■ Given exercise:
Extract all lines from the data beneath that include the word "chevron".

━━━ Recorded information ━━━

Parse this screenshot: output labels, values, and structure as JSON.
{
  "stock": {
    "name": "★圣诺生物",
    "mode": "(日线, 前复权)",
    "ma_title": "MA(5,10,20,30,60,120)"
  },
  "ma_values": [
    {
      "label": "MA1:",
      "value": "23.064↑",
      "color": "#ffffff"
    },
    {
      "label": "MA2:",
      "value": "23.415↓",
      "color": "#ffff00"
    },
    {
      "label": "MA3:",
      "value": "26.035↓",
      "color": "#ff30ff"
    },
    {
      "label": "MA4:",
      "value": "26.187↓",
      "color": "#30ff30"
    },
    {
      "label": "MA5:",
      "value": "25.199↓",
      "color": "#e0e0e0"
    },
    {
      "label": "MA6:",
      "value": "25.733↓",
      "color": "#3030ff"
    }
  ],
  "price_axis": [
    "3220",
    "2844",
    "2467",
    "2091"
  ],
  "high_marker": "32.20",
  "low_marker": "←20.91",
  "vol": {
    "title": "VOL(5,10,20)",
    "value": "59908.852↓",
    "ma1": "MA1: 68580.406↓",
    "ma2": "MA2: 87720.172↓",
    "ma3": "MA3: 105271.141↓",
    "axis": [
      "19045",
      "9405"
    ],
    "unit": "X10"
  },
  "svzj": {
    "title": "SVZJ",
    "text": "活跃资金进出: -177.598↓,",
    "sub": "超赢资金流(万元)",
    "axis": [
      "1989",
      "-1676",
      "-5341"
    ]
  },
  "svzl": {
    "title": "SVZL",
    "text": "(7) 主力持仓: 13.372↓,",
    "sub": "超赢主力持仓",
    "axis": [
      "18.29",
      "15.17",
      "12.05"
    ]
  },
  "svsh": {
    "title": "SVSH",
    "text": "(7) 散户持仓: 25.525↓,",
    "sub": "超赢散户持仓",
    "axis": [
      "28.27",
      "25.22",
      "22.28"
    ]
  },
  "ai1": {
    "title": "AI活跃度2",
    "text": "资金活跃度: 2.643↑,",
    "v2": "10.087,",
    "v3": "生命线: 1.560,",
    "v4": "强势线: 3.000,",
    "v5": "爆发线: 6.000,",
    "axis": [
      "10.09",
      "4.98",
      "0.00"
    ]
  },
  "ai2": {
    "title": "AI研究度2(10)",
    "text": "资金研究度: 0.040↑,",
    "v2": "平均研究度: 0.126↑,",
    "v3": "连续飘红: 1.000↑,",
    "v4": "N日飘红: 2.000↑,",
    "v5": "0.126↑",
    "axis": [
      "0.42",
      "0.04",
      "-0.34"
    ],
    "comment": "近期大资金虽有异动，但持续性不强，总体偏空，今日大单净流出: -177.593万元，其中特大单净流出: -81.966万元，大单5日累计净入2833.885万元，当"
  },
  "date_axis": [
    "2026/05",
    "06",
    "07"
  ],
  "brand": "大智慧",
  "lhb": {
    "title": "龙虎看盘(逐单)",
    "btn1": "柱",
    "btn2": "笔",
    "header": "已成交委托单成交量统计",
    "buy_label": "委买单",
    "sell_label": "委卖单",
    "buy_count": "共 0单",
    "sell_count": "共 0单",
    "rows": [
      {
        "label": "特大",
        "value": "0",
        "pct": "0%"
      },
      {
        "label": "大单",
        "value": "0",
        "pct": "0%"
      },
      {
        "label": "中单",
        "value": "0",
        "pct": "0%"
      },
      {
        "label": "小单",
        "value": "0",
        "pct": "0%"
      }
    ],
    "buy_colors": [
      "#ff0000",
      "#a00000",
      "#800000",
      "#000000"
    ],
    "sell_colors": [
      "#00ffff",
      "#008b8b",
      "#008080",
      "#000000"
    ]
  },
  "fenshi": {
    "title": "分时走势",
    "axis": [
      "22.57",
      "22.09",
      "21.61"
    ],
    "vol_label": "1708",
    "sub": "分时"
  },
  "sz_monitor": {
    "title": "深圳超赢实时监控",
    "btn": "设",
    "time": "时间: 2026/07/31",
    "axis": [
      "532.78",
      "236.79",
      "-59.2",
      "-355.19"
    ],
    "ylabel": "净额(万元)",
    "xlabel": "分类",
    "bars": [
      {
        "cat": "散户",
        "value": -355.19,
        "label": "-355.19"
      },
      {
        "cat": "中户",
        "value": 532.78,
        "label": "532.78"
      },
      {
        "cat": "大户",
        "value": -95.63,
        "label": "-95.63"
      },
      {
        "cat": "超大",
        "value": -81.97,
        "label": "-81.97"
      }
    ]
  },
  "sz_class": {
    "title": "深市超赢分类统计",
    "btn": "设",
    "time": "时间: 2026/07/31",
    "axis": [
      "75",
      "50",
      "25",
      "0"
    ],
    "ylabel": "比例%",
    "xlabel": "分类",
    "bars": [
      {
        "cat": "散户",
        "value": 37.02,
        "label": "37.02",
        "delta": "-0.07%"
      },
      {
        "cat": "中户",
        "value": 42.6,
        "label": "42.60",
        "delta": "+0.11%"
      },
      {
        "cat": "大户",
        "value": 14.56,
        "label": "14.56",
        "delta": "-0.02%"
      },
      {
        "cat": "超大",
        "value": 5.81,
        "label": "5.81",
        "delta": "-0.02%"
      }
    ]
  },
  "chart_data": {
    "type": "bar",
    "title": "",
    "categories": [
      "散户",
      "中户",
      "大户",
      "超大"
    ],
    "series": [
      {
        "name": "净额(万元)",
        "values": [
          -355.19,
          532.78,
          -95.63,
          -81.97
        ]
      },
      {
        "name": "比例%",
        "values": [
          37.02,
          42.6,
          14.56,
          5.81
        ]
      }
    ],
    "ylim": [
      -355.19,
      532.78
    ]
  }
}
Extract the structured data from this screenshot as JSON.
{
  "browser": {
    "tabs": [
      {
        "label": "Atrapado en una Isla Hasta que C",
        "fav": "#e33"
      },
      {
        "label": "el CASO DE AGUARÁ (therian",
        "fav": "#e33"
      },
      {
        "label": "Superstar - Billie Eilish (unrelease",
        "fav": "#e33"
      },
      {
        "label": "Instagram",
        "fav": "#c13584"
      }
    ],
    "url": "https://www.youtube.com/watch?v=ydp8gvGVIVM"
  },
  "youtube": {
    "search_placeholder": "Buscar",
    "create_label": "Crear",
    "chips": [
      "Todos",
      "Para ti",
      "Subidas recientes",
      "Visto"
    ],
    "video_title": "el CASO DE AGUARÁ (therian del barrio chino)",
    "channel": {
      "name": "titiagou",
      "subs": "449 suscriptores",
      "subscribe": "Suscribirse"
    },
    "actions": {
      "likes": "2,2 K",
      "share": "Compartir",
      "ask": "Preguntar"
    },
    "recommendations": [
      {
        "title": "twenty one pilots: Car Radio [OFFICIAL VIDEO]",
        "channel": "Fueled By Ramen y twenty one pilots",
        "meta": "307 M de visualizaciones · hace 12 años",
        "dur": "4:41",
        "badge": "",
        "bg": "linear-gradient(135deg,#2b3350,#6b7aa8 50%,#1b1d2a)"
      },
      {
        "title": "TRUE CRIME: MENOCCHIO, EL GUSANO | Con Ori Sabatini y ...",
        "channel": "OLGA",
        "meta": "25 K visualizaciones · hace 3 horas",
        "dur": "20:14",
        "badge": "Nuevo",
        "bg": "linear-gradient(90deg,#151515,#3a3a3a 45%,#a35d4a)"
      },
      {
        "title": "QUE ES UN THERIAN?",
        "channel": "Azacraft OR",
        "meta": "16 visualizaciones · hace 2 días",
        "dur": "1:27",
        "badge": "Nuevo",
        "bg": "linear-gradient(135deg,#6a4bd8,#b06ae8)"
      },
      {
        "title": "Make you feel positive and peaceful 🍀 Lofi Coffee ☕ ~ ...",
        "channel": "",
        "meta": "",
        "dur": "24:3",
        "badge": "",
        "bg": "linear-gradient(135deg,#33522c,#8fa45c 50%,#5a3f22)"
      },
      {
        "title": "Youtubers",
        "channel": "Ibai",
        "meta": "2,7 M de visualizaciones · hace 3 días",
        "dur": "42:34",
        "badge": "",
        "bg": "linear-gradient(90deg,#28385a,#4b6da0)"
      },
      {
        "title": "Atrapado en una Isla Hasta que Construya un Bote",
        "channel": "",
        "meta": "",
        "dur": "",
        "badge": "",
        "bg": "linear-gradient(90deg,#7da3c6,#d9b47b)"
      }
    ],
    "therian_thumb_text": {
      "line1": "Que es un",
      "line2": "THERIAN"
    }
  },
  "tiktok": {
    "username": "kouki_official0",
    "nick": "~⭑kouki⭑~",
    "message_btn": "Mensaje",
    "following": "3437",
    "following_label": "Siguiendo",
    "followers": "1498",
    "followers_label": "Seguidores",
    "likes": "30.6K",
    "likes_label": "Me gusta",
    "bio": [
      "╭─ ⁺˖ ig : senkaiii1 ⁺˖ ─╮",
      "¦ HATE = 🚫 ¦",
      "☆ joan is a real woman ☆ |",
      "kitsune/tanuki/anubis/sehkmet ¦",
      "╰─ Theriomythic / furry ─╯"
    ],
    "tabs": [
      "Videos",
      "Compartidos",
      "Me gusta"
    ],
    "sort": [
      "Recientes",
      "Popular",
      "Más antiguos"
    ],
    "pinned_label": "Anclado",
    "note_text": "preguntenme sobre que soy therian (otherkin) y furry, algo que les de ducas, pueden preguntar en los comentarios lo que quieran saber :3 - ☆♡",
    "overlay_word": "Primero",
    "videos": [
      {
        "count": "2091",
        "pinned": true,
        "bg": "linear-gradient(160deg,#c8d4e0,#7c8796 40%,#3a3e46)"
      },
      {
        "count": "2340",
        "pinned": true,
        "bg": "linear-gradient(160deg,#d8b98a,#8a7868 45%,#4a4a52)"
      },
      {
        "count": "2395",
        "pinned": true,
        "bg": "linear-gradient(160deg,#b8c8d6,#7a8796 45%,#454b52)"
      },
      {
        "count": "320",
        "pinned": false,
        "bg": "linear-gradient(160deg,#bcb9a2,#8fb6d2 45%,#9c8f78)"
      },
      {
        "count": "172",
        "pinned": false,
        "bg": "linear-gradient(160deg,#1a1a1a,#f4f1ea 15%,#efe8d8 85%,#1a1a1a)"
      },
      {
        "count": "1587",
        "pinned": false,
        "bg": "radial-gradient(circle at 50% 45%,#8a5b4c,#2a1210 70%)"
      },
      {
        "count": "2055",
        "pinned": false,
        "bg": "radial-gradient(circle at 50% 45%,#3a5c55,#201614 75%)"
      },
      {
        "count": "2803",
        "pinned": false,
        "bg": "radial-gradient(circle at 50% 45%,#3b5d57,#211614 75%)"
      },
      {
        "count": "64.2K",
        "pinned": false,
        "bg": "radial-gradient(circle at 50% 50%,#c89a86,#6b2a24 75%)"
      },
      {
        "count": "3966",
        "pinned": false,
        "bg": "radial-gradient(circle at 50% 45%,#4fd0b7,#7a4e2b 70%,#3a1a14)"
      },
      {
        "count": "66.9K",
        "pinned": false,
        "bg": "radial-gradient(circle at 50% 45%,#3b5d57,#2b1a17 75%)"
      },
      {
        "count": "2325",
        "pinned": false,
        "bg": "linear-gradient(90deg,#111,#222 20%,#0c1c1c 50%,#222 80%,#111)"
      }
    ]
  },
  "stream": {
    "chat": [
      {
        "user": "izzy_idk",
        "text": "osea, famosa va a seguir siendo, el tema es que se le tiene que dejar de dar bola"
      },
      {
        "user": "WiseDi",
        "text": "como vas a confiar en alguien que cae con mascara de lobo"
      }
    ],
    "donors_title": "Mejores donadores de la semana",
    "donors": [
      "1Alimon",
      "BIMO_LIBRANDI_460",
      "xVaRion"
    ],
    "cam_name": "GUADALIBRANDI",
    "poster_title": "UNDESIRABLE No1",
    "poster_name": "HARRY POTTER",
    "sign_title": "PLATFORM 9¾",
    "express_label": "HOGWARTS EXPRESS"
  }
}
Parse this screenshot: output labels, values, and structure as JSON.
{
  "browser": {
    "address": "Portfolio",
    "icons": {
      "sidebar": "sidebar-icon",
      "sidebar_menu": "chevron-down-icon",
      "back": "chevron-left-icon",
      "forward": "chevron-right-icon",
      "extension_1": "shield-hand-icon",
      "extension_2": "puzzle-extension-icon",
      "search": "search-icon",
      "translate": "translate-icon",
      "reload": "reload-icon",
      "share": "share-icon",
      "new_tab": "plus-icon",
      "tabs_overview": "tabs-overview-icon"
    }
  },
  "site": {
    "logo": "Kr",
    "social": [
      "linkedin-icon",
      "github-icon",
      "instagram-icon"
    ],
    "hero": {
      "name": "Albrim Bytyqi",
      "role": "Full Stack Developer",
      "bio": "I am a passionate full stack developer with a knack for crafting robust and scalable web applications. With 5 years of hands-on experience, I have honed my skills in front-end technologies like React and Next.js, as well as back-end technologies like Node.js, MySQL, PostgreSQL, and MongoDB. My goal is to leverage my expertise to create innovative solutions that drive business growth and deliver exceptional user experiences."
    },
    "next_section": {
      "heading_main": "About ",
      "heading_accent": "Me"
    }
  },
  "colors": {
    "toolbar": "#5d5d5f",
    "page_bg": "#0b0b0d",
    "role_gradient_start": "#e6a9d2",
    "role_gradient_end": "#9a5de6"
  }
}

━━━

■ Finished answer:
      "sidebar_menu": "chevron-down-icon",
      "back": "chevron-left-icon",
      "forward": "chevron-right-icon",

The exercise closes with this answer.